Exercise instructions:
Find each line containing the string "expires". Copy it.

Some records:
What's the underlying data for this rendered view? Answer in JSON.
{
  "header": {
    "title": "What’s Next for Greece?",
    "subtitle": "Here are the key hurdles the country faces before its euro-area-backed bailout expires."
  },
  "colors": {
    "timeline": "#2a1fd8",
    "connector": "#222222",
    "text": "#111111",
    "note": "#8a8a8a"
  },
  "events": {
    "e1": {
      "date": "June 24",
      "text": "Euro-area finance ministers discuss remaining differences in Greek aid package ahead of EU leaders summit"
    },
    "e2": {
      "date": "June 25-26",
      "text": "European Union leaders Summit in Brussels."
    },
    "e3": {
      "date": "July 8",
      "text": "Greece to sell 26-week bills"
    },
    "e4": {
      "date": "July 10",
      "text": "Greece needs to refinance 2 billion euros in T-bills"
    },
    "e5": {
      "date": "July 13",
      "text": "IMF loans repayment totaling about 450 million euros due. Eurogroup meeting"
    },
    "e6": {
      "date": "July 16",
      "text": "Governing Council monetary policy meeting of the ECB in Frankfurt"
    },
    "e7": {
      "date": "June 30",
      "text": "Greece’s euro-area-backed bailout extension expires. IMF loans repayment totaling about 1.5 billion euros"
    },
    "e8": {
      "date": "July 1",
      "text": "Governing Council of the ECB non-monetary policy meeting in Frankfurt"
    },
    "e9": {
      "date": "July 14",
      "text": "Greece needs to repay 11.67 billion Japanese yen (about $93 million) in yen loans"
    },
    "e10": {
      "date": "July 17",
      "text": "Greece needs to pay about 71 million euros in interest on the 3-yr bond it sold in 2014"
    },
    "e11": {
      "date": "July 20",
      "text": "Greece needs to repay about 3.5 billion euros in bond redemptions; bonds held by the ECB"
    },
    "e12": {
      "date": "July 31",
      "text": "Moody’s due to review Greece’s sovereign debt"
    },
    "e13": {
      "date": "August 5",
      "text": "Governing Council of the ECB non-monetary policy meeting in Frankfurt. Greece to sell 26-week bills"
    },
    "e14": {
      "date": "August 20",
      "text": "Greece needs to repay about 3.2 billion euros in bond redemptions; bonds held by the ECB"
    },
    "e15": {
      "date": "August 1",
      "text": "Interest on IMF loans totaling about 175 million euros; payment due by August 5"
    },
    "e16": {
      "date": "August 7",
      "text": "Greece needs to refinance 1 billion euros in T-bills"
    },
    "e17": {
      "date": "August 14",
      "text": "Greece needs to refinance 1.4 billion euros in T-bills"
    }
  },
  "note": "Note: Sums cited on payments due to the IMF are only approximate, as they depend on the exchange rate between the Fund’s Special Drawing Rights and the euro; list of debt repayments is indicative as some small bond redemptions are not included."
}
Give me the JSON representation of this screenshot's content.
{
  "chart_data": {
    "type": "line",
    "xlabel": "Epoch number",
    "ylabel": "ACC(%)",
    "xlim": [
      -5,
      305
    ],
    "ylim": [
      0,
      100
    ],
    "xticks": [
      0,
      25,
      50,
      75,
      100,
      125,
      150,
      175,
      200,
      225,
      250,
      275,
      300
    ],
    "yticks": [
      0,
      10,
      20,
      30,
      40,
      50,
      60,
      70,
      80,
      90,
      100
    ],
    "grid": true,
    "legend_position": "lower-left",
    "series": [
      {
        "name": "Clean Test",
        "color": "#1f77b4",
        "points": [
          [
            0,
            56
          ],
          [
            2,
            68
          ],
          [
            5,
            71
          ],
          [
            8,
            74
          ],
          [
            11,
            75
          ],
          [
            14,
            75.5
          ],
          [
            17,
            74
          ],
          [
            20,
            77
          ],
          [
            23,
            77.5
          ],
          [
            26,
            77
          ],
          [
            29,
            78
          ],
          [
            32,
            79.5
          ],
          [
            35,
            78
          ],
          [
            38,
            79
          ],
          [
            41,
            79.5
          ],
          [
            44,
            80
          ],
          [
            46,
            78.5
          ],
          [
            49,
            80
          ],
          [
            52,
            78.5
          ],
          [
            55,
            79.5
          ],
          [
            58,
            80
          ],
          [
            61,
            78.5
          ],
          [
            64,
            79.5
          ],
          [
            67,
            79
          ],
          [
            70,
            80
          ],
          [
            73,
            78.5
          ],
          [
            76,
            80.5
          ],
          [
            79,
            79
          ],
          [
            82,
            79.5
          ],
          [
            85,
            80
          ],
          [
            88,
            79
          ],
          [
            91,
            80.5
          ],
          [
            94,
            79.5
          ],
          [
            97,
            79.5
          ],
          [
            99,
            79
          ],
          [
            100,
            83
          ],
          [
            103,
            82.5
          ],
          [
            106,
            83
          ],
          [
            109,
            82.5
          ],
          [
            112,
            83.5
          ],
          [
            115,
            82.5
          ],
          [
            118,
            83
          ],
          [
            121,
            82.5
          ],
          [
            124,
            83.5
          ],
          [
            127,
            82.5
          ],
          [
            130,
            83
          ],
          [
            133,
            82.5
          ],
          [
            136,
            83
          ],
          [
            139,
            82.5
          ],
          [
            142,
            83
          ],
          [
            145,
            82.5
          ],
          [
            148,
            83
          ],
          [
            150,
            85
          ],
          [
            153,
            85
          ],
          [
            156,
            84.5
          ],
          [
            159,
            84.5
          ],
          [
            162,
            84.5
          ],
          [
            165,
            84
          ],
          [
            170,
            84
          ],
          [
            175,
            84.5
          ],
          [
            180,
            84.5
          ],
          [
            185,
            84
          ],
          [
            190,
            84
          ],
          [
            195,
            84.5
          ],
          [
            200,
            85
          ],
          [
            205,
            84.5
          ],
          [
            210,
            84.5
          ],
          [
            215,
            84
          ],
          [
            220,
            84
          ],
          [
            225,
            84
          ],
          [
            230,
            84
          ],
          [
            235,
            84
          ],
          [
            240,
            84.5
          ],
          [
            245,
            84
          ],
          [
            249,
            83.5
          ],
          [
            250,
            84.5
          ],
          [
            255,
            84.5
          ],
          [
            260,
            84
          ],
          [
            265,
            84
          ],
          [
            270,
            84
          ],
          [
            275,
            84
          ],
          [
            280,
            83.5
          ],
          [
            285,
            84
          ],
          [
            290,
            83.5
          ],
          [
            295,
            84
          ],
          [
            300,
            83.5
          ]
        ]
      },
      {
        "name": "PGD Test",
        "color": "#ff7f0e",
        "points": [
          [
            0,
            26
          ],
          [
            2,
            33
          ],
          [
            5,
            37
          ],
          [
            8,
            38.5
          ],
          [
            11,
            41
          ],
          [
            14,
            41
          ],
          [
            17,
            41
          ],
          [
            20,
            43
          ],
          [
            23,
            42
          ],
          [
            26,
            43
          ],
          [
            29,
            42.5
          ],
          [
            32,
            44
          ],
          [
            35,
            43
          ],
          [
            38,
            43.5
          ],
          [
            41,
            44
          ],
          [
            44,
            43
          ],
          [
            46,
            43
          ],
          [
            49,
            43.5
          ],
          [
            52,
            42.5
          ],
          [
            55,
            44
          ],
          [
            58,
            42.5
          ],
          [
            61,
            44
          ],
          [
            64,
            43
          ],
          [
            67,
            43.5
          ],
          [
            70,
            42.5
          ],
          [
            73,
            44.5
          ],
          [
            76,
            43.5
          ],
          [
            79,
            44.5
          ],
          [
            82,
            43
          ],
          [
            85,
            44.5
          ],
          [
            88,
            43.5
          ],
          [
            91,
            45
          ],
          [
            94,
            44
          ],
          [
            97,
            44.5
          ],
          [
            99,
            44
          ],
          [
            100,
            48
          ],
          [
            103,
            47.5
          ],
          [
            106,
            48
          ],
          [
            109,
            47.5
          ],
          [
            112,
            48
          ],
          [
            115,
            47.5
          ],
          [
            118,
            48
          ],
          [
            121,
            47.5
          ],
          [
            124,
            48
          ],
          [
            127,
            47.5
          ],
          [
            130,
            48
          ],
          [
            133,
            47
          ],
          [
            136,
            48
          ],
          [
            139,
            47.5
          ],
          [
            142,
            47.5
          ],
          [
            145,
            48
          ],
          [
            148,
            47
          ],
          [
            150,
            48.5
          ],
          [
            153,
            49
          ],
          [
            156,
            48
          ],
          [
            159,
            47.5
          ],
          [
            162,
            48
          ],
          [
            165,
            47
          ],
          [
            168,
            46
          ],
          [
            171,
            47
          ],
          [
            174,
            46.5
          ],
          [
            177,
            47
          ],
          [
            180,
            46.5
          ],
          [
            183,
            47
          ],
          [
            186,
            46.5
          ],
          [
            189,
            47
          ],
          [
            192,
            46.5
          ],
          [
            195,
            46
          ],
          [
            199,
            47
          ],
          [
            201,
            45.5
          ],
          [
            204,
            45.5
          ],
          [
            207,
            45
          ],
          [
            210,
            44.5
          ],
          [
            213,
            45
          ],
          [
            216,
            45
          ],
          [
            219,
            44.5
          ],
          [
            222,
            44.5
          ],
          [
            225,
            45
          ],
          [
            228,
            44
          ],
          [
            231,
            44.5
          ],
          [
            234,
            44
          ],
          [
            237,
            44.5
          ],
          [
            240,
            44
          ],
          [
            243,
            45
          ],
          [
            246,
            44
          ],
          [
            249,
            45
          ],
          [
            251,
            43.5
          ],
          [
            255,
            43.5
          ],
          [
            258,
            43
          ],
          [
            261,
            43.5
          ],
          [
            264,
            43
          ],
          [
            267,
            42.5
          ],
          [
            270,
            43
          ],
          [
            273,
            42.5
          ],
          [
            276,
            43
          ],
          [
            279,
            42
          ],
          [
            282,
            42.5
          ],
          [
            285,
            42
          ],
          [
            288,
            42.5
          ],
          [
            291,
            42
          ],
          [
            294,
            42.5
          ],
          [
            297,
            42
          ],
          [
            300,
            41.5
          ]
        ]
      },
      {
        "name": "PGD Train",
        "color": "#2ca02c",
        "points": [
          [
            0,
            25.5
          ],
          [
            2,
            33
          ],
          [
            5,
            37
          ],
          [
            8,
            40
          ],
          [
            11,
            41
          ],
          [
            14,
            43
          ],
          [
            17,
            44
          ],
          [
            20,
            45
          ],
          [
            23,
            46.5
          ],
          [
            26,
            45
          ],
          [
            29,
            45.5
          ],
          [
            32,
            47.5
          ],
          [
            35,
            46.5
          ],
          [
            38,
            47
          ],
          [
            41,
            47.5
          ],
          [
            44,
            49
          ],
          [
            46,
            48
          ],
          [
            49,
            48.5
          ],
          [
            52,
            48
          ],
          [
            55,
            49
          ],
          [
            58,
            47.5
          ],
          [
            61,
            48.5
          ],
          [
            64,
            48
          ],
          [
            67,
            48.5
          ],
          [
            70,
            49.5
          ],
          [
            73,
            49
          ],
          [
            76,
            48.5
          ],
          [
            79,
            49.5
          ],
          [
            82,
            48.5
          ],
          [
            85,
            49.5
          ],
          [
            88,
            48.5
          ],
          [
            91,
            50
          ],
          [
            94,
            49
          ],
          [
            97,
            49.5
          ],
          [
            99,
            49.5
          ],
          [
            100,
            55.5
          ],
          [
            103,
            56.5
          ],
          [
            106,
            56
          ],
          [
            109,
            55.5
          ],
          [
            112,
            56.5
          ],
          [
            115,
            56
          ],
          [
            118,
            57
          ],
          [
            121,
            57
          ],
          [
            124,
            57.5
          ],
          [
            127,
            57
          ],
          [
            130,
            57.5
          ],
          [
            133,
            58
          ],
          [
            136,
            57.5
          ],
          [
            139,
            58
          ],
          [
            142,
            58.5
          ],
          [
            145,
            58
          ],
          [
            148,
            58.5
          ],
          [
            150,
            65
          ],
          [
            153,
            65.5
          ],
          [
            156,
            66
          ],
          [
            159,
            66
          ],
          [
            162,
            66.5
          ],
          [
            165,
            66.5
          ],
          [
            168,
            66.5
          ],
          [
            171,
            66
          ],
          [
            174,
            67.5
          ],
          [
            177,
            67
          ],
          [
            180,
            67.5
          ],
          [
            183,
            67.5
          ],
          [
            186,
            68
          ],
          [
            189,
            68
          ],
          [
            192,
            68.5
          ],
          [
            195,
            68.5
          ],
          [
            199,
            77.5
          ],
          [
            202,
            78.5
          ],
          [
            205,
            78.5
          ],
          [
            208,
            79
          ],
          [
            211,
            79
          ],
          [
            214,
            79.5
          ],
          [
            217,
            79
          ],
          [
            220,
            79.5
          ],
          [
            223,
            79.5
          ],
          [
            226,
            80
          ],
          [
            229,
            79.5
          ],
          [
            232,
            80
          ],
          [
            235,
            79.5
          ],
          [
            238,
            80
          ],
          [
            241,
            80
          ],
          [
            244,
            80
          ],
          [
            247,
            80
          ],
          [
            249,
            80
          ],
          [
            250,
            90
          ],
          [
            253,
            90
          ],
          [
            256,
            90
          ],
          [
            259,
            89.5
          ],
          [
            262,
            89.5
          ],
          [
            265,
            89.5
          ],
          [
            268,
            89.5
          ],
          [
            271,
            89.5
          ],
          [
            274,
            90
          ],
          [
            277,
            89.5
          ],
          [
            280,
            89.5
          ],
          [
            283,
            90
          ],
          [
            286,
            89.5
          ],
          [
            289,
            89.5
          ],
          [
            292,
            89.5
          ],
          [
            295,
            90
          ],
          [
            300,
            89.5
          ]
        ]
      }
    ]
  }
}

Solution to this exercise:
    "subtitle": "Here are the key hurdles the country faces before its euro-area-backed bailout expires."
      "text": "Greece’s euro-area-backed bailout extension expires. IMF loans repayment totaling about 1.5 billion euros"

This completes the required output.